Excerpted passage:
----------

If you have been following my posts, you know I am currently enrolled in the BEng Electrical Engineering program at BCIT, now in my third year (Level 6). This semester, I took ELEX 7660 – Digital System Design, a course that dives into hardware description languages (HDLs) (SystemVerilog), finite state machines (FSMs), the principles of digital system design, etc.
For this course, we were provided with DE10-Nano development boards. These boards are a popular choice due to their relatively low cost, having fewer onboard I/O options. To augment the board’s capabilities, BCIT supplied us with a custom PCB featuring four 7-segment LED displays, two rotary encoders, and pin headers. These headers allowed for direct connections to the FPGA via the GPIO interface and facilitated the attachment of the Texas Instruments BOOSTXL-EDUMKII. This booster pack is equipped with a variety of analog and digital inputs/outputs, including an analog joystick, environmental and motion sensors, an RGB LED, a microphone, a buzzer, a color LCD display, and more.
For our end-of-semester project, we had to build something—anything—that expanded on the complexity and concepts we explored in the labs and assignments. This project accounted for 20% of the final grade. FPGAs can be used for a wide variety of tasks, and there’s no shortage of creative project ideas. I chose to build a game because it’s a great way to challenge and showcase your technical skills. My original plan was to recreate a game similar to the arcade classic Breakout.
I had two options for video output: use the LCD module on the TI BoosterPack or write a VGA module in SystemVerilog (which is relatively straightforward). However, since the DE10-Nano lacks an onboard VGA DAC, using VGA would have required connecting a breakout adapter to the GPIO pins and adding resistor networks. I ordered parts for this setup, but kept it as a backup option. Our instructor made Lab 5 optional, the lab where we displayed a static image on the LCD screen. I suspected most students would skip that lab and therefore not use the LCD in their final projects. That made it a more interesting goal for me: to display game output on the 128×128 pixel LCD screen.
This approach required the use of a NIOS II soft processor system, implemented via Platform Designer (Qsys) in Intel Quartus Prime. Thankfully, our instructor provided a working codebase to display a static image on the LCD using C code that runs on the soft processor and writes to a framebuffer. I modified this code to dynamically update the framebuffer and draw it to the screen. The display, an ST7735S LCD, receives burst writes via SPI.

----------

Data extract:
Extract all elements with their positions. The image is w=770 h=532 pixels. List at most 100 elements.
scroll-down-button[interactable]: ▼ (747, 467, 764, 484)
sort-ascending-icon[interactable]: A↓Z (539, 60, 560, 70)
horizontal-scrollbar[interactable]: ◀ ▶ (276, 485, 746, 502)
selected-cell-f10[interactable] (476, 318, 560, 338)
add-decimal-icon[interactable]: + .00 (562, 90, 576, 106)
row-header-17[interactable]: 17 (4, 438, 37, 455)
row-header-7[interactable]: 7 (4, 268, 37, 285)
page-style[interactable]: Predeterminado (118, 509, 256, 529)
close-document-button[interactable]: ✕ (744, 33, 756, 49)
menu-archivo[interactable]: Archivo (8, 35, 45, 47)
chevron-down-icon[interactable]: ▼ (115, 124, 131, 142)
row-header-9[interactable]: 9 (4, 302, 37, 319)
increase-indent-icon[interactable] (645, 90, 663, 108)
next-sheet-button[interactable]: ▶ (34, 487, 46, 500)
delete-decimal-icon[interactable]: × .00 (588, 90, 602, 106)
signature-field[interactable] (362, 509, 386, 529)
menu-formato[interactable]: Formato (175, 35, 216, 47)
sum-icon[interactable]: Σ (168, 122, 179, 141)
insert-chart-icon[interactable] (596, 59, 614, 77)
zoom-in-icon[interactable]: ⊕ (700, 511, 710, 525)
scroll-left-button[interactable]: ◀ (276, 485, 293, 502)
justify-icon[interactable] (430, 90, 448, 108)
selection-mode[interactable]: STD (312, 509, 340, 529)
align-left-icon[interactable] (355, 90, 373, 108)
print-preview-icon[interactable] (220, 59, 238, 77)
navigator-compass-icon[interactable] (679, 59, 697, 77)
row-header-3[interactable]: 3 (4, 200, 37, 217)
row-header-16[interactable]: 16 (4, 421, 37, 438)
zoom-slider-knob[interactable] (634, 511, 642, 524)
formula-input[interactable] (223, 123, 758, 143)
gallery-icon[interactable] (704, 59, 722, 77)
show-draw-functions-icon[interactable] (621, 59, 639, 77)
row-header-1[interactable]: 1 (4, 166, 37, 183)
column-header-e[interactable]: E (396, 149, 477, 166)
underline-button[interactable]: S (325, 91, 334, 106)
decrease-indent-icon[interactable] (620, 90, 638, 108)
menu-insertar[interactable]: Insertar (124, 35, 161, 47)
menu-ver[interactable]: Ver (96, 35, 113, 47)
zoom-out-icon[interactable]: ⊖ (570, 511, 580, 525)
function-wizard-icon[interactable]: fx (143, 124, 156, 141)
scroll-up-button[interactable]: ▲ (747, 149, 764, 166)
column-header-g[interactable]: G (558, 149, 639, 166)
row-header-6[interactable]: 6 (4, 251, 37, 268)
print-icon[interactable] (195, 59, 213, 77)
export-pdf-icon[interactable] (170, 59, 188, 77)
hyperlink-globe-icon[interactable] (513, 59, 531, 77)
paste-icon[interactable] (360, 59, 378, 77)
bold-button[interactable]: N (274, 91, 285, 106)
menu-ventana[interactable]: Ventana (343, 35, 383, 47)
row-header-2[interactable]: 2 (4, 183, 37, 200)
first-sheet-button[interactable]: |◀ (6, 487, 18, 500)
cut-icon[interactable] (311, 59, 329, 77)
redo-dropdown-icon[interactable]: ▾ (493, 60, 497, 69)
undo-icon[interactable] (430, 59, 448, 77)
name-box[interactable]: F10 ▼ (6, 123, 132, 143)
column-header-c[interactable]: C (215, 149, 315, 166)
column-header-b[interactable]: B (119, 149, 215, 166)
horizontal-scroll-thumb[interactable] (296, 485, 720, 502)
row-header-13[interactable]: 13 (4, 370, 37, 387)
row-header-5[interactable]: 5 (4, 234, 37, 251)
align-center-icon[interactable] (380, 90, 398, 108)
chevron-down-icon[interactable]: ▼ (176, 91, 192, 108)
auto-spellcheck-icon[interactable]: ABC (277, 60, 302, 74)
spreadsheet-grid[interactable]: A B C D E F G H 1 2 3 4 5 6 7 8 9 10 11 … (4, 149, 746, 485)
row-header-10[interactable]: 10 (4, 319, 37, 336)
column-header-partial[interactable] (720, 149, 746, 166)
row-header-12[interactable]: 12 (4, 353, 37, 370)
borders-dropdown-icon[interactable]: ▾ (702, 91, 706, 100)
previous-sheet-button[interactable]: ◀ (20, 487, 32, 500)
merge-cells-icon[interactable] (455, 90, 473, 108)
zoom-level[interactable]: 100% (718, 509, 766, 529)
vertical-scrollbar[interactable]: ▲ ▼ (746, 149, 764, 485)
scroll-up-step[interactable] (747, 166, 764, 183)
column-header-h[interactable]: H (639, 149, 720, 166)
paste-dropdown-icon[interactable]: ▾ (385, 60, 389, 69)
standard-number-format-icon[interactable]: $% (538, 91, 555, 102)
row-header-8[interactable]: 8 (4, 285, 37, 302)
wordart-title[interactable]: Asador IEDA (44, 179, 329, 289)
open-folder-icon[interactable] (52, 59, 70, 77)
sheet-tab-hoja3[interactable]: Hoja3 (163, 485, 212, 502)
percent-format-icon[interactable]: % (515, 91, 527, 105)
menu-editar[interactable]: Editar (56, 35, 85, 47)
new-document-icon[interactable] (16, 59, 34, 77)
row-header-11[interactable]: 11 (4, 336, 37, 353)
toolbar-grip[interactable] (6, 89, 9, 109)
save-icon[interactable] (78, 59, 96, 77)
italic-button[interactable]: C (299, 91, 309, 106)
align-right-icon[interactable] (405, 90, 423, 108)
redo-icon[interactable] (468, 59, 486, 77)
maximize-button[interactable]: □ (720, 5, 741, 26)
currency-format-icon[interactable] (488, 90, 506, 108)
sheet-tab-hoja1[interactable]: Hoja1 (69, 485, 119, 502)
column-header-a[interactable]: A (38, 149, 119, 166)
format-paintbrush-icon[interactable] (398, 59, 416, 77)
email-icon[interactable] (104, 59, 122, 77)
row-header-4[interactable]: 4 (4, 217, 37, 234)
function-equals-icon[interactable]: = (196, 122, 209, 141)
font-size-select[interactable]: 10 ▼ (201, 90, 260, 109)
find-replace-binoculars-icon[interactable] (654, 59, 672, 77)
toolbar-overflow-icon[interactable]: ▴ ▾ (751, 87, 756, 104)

----------

List of tasks:
**a.** In the post about the FPGA course project, what share of the final grade did the end-of-semester project count for?
**b.** Write a continuation of the post about the FPGA course project, starting after its final sentence.
The entries come from a separate source and have nothing to do with the post about the FPGA course project.

Task answers:
**a.** 20% of the final grade.

**b.**
This is where I ran into a problem, the screen simply isn’t fast enough for smooth, real-time updates. A fast-paced game like Breakout was nearly unplayable due to the sluggish and blocky movements, even after optimization. That’s when I realized this display would be much better suited for a game like Tetris. So I decided to pivot.
Presenting: Tetris on FPGA 🎮
This is a SystemVerilog + C implementation of Tetris using:
- 🧠 RTL logic for all game mechanics (piece movement, collision, locking, scoring, etc.)
- 🖥️ NIOS II soft processor for drawing the framebuffer to the LCD display
- 🎵 Hardware audio module that plays the Tetris melody on game over
- 🕹️ Analog joystick + pushbuttons for controls
- ⚡ 7-segment LED display for score
- 📺 ST7735S 128x128 LCD as game display
GitHub: https://github.com/raghavmarwah/ELEX7660_Tetris_RTL
One thing I appreciated was how BCIT structured the course to make the most of hardware we had already purchased in earlier semesters. We already owned the TI BoosterPack from previous courses, so being able to reuse it here was convenient. On top of that, BCIT loaned out the DE10-Nano FPGA boards, removing the need for us to invest in additional expensive development hardware.
Tetris Melody “Korobeiniki” 🎹
The notes and time durations for this melody were obtained from here. Converted by ChatGPT.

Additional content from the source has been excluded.